What is being asked: How many of the lines below contain "Pettersen"? Answer with that number alone.

======== Input rows

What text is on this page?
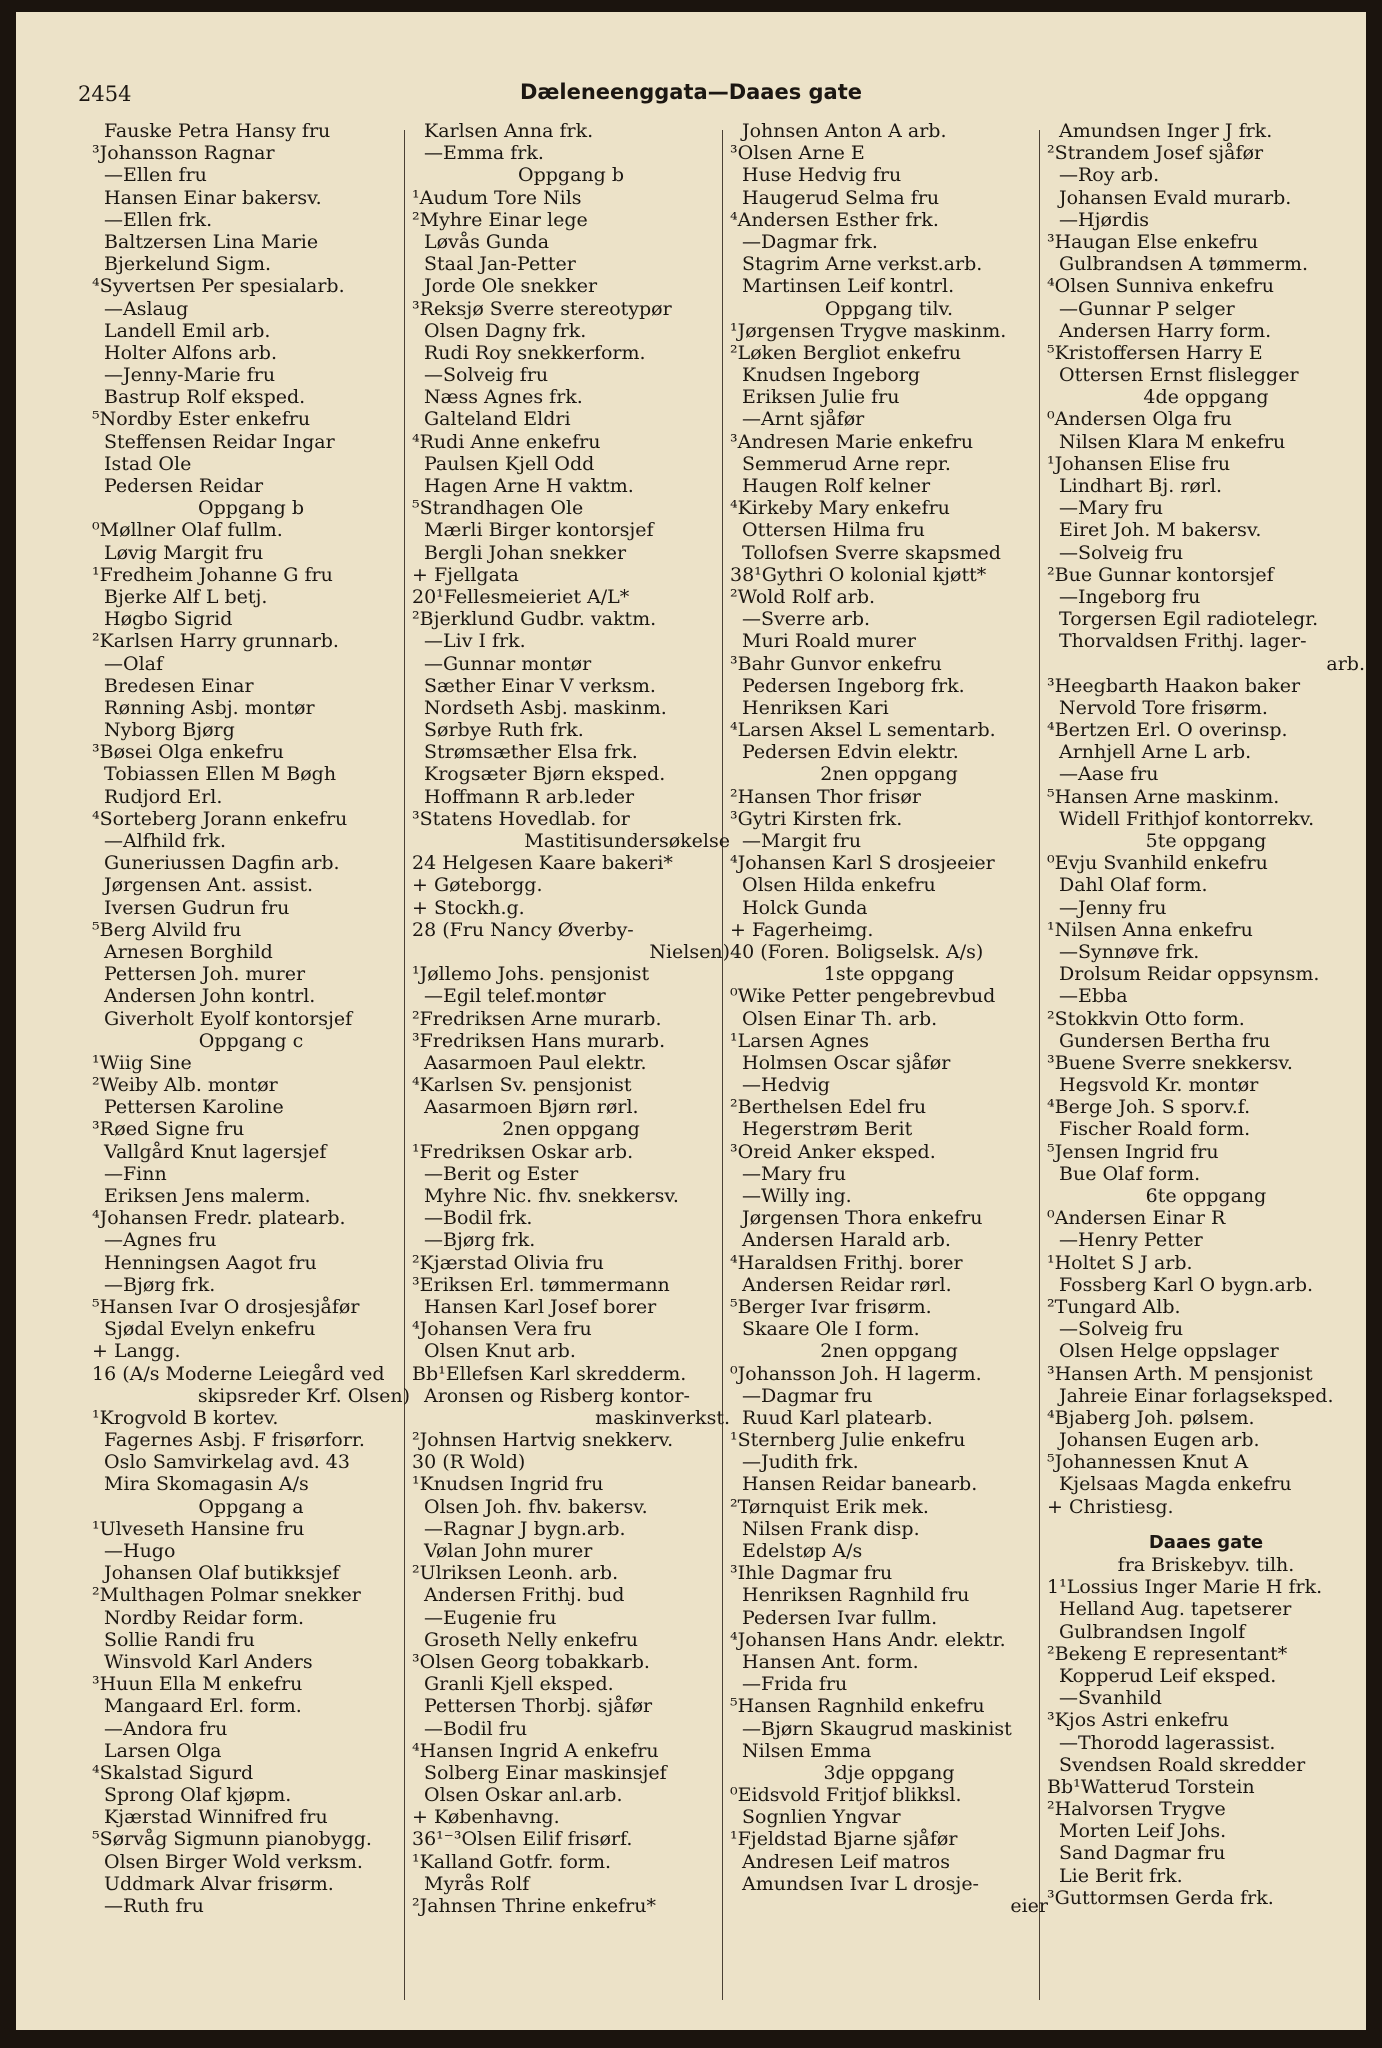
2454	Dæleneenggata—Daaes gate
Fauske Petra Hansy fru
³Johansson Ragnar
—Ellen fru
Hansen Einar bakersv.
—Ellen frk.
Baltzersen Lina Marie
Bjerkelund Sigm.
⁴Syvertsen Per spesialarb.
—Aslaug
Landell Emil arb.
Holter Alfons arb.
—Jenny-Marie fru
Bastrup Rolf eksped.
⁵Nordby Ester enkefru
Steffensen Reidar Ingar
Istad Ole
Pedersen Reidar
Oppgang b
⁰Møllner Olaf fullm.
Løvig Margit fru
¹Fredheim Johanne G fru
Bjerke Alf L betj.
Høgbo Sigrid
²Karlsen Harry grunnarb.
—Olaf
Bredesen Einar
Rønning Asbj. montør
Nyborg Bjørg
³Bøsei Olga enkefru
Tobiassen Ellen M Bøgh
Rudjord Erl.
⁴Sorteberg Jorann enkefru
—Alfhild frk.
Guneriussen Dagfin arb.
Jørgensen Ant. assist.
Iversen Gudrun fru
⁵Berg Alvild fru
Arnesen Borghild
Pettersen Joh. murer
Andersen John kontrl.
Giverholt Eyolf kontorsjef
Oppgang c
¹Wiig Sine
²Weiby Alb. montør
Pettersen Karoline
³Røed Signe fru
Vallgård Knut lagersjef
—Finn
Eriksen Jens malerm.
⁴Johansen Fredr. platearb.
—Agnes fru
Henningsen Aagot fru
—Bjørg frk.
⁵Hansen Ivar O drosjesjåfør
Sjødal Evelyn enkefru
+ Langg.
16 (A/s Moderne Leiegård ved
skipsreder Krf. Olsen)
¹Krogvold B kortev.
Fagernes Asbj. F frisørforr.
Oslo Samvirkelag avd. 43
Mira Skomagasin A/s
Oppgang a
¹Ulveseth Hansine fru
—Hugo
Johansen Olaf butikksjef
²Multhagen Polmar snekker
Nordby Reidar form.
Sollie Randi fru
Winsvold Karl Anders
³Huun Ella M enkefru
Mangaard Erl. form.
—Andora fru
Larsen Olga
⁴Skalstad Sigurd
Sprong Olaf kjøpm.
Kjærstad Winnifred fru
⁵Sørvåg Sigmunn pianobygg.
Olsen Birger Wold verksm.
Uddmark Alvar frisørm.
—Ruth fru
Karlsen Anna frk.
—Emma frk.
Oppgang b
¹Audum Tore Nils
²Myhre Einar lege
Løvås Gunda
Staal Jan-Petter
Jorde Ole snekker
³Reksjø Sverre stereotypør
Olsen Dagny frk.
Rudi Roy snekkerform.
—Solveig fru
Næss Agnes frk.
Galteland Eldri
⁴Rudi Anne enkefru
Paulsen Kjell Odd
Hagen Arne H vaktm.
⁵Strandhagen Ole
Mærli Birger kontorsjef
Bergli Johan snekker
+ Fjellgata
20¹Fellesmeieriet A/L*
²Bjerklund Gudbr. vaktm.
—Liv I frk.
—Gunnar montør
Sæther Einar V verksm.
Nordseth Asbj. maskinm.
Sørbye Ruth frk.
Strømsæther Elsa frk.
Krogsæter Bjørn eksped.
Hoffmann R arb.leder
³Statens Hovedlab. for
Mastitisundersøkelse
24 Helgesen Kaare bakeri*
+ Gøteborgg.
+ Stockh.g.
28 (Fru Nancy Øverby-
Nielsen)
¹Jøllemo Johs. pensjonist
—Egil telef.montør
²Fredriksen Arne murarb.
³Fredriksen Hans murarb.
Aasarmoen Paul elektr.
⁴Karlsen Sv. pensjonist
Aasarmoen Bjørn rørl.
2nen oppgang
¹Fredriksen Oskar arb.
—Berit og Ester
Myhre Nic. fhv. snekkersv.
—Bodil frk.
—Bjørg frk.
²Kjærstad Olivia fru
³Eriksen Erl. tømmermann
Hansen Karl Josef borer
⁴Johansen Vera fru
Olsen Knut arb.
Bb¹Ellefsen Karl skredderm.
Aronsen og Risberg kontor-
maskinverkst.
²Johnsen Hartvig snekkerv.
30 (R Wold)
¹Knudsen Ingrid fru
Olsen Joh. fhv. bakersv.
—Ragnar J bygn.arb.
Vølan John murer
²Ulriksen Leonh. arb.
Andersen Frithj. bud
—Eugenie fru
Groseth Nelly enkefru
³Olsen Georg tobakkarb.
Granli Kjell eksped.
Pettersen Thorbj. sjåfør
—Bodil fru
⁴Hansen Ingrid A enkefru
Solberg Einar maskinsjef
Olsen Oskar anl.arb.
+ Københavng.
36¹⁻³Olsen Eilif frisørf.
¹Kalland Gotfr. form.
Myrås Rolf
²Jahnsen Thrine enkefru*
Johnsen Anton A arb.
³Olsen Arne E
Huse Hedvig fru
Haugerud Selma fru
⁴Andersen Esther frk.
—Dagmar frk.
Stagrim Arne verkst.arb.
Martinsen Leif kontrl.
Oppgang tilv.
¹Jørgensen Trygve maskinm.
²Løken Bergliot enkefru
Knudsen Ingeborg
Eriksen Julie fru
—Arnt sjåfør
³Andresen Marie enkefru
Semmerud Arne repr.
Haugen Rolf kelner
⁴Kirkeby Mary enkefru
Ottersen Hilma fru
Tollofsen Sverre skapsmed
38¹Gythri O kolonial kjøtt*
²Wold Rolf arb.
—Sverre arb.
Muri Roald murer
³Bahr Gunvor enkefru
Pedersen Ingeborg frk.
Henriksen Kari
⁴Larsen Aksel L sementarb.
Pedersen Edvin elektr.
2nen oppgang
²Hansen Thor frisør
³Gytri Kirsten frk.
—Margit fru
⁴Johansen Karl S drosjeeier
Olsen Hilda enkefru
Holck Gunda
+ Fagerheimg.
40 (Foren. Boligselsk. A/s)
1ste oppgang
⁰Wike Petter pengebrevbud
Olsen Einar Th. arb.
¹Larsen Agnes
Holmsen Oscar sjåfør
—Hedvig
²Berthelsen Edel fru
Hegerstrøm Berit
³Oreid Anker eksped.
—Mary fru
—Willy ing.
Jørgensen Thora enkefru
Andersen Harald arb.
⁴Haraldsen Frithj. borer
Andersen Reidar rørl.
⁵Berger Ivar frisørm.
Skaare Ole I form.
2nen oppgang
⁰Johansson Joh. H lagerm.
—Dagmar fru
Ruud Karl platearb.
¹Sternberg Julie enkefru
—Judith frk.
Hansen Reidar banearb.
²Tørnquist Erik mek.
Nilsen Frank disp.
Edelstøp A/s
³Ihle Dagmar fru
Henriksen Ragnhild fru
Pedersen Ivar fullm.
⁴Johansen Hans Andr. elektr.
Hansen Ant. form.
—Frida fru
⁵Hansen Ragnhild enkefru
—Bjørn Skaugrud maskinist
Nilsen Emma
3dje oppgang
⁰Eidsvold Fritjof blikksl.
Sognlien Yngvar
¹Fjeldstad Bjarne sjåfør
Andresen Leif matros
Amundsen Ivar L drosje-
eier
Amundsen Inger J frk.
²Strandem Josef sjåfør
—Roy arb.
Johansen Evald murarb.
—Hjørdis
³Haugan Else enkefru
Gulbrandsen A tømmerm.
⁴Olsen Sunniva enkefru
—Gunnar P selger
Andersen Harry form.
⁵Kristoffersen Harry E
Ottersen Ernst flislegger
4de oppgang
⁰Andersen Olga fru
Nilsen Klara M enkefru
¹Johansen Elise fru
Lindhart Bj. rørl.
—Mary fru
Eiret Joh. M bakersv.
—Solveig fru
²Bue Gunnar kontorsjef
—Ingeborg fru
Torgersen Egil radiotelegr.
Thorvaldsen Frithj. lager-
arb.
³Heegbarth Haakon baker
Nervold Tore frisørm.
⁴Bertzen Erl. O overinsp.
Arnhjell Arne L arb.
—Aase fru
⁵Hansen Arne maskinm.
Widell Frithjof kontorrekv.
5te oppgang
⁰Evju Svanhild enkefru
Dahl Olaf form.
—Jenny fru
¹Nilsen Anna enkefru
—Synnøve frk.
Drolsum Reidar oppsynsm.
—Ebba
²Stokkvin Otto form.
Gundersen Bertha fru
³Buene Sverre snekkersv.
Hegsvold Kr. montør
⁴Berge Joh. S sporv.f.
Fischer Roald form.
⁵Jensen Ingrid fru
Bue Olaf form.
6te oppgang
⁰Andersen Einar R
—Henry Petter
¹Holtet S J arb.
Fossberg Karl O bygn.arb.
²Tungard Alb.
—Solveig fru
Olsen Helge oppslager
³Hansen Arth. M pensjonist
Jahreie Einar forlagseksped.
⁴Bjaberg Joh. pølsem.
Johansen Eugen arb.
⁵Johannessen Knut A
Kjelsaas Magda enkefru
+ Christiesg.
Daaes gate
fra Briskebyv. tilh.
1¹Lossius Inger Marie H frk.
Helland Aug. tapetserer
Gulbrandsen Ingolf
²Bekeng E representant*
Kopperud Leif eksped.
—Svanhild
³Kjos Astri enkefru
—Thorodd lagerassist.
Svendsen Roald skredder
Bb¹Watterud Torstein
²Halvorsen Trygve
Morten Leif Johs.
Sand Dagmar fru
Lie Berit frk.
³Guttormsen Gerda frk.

================

Exercise output: 3